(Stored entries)
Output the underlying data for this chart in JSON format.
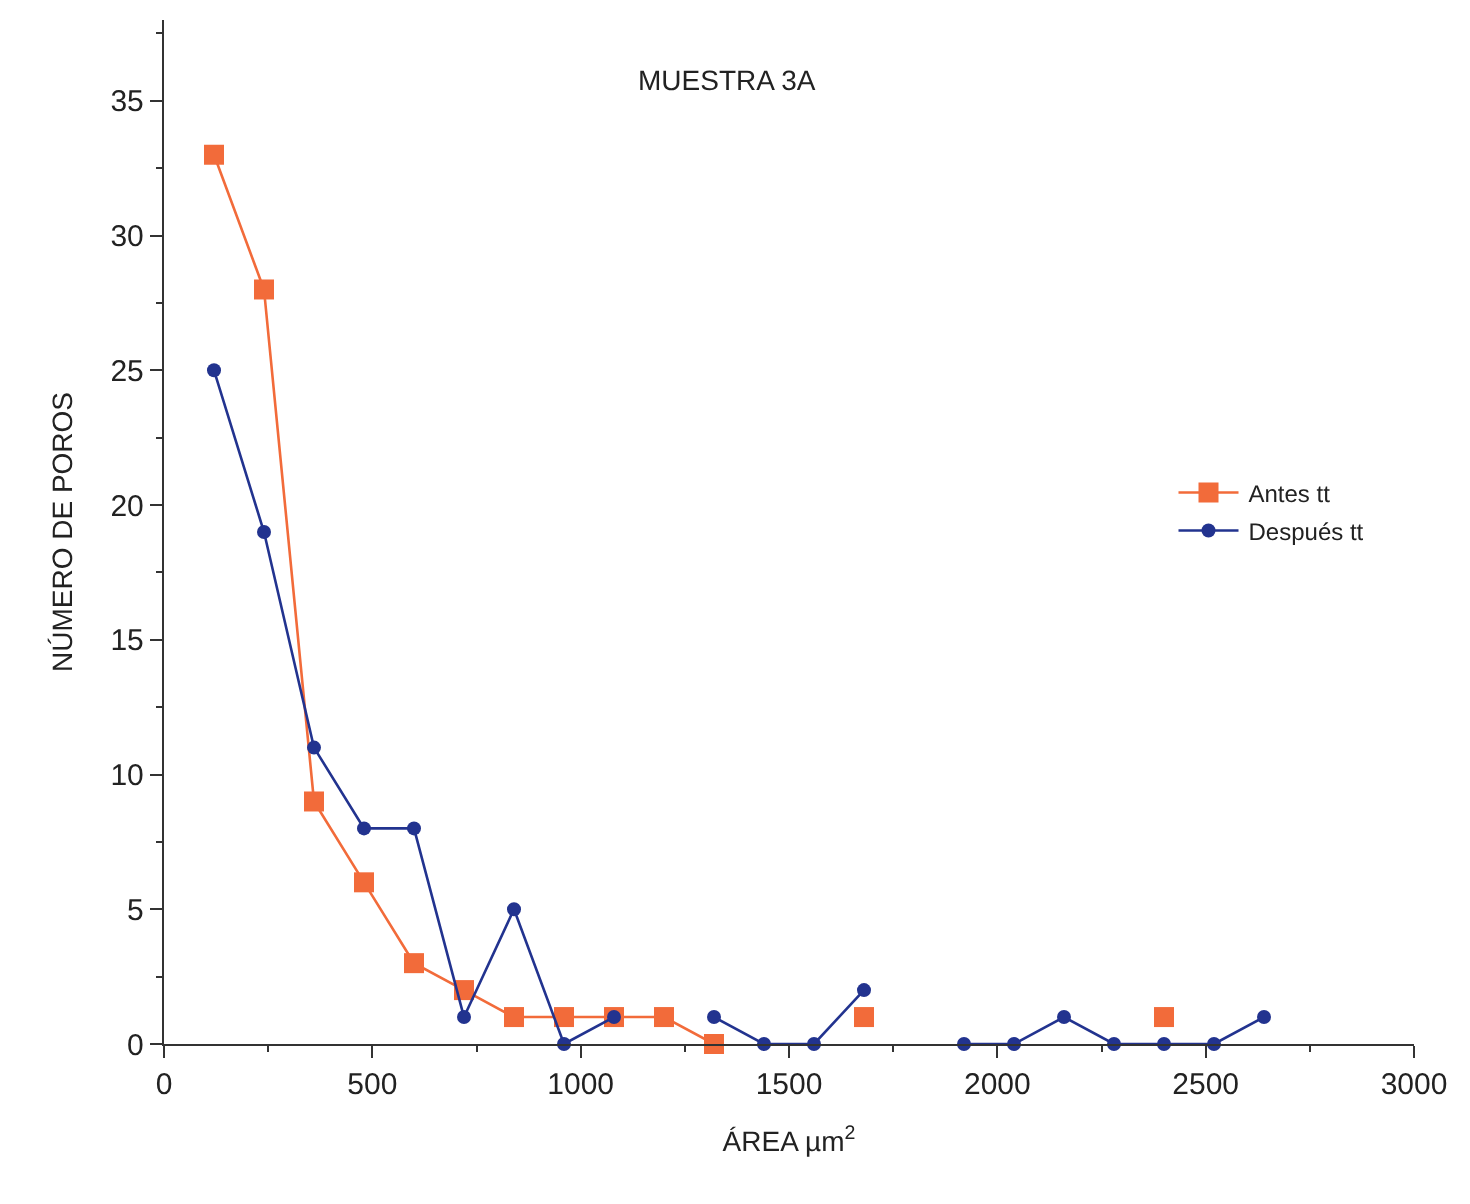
{
  "chart_data": {
    "type": "line",
    "title": "MUESTRA 3A",
    "xlabel": "ÁREA µm$^{2}$",
    "ylabel": "NÚMERO DE POROS",
    "x": [
      120,
      240,
      360,
      480,
      600,
      720,
      840,
      960,
      1080,
      1200,
      1320,
      1440,
      1560,
      1680,
      1800,
      1920,
      2040,
      2160,
      2280,
      2400,
      2520,
      2640
    ],
    "series": [
      {
        "name": "Antes tt",
        "color": "#f26b3a",
        "marker": "square",
        "values": [
          33,
          28,
          9,
          6,
          3,
          2,
          1,
          1,
          1,
          1,
          0,
          null,
          null,
          1,
          null,
          null,
          null,
          null,
          null,
          1,
          null,
          null
        ]
      },
      {
        "name": "Después tt",
        "color": "#22338f",
        "marker": "circle",
        "values": [
          25,
          19,
          11,
          8,
          8,
          1,
          5,
          0,
          1,
          null,
          1,
          0,
          0,
          2,
          null,
          0,
          0,
          1,
          0,
          0,
          0,
          1
        ]
      }
    ],
    "xlim": [
      0,
      3000
    ],
    "xticks": [
      0,
      500,
      1000,
      1500,
      2000,
      2500,
      3000
    ],
    "ylim": [
      0,
      38
    ],
    "yticks": [
      0,
      5,
      10,
      15,
      20,
      25,
      30,
      35
    ],
    "legend": "right",
    "line_style": "solid"
  }
}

Objective: Transcribe the records above exactly, leaving out every picture.

Answer for this exercise:
Output the underlying data for this chart in JSON format.
{
  "chart_data": {
    "type": "line",
    "title": "MUESTRA 3A",
    "xlabel": "ÁREA µm$^{2}$",
    "ylabel": "NÚMERO DE POROS",
    "x": [
      120,
      240,
      360,
      480,
      600,
      720,
      840,
      960,
      1080,
      1200,
      1320,
      1440,
      1560,
      1680,
      1800,
      1920,
      2040,
      2160,
      2280,
      2400,
      2520,
      2640
    ],
    "series": [
      {
        "name": "Antes tt",
        "color": "#f26b3a",
        "marker": "square",
        "values": [
          33,
          28,
          9,
          6,
          3,
          2,
          1,
          1,
          1,
          1,
          0,
          null,
          null,
          1,
          null,
          null,
          null,
          null,
          null,
          1,
          null,
          null
        ]
      },
      {
        "name": "Después tt",
        "color": "#22338f",
        "marker": "circle",
        "values": [
          25,
          19,
          11,
          8,
          8,
          1,
          5,
          0,
          1,
          null,
          1,
          0,
          0,
          2,
          null,
          0,
          0,
          1,
          0,
          0,
          0,
          1
        ]
      }
    ],
    "xlim": [
      0,
      3000
    ],
    "xticks": [
      0,
      500,
      1000,
      1500,
      2000,
      2500,
      3000
    ],
    "ylim": [
      0,
      38
    ],
    "yticks": [
      0,
      5,
      10,
      15,
      20,
      25,
      30,
      35
    ],
    "legend": "right",
    "line_style": "solid"
  }
}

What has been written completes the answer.